• **Data records**
··········
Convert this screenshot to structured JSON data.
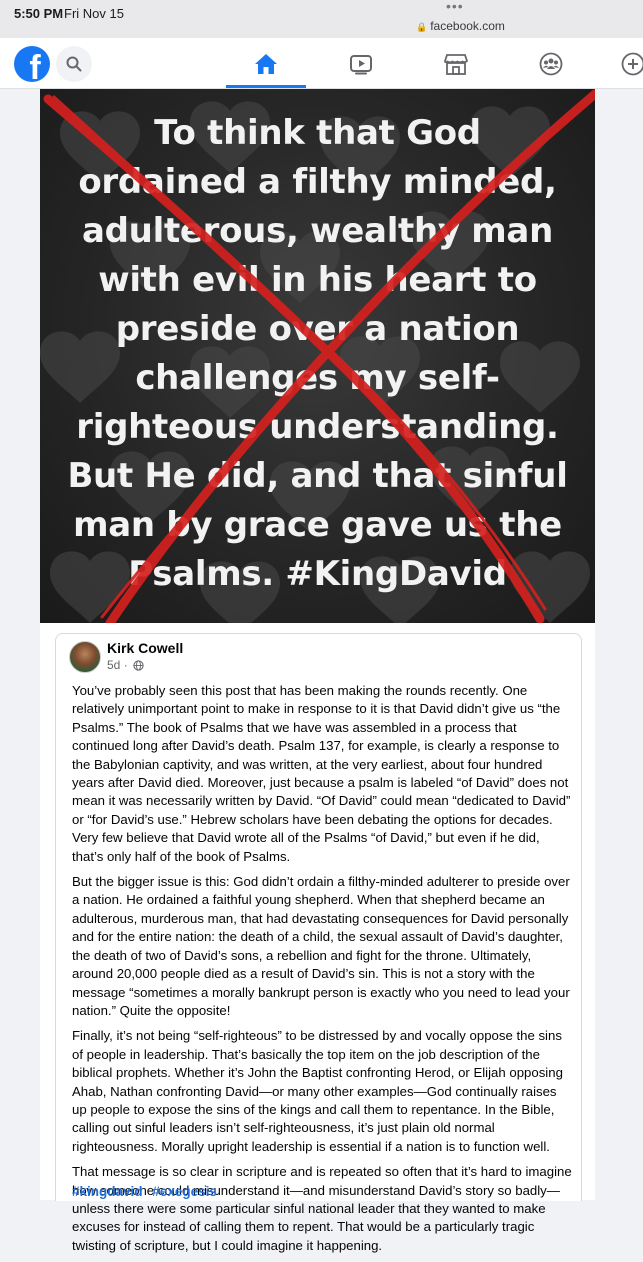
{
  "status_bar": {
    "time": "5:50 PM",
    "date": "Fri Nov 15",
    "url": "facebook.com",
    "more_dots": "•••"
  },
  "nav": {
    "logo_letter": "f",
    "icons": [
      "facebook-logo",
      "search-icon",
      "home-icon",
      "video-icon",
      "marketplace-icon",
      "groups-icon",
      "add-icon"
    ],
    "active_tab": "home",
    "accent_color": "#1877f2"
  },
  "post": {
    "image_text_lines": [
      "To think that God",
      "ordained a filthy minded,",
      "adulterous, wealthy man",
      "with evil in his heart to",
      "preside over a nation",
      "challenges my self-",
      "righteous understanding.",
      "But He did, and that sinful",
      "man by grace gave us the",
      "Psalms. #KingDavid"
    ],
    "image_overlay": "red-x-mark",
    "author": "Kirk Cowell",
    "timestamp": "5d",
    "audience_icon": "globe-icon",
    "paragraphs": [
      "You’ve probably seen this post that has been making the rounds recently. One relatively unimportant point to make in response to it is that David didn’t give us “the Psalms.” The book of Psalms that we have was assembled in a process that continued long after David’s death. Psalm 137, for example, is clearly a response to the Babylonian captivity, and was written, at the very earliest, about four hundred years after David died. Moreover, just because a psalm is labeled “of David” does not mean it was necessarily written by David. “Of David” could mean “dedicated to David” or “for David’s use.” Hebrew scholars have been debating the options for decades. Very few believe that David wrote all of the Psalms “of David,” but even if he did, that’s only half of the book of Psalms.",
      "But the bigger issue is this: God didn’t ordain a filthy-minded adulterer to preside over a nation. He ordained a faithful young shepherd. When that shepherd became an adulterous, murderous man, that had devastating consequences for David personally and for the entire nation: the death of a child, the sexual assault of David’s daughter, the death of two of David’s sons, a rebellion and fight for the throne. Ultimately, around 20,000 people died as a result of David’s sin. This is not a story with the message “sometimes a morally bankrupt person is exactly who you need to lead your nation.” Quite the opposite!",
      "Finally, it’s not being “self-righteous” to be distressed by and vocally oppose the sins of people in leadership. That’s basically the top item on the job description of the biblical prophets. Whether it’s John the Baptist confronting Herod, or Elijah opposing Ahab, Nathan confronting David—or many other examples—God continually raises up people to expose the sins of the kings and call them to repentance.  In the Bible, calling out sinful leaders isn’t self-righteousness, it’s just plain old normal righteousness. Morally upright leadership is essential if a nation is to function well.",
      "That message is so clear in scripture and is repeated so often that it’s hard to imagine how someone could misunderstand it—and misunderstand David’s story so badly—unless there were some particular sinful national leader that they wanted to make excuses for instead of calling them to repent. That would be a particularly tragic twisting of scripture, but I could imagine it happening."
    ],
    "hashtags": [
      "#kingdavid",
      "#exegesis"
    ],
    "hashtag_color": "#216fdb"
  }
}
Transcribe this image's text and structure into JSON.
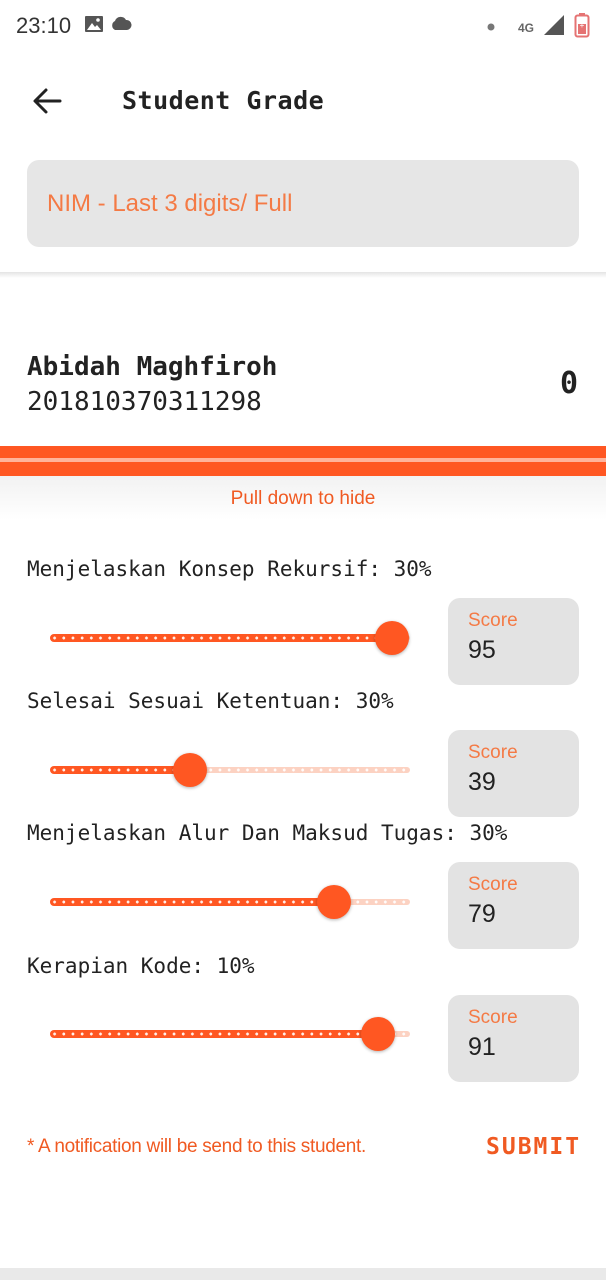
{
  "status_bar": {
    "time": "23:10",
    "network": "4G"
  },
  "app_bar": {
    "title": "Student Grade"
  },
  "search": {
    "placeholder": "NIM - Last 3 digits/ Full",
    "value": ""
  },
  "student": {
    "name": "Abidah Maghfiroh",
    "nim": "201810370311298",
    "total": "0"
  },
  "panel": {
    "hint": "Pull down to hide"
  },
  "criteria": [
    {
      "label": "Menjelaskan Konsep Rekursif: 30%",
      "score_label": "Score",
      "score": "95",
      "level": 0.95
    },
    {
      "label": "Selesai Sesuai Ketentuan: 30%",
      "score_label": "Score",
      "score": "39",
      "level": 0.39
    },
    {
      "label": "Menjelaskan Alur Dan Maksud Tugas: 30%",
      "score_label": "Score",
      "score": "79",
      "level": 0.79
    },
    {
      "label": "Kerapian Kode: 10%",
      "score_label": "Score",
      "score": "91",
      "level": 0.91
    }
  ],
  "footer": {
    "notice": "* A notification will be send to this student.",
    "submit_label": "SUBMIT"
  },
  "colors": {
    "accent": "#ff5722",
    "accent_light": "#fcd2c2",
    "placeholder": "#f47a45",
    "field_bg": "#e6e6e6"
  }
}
··········
• **WHAT IS EXPECTED**
Lines holding the word "story" should be counted across the entries; state only how many there are.

• **COMPLETE RESPONSE**
2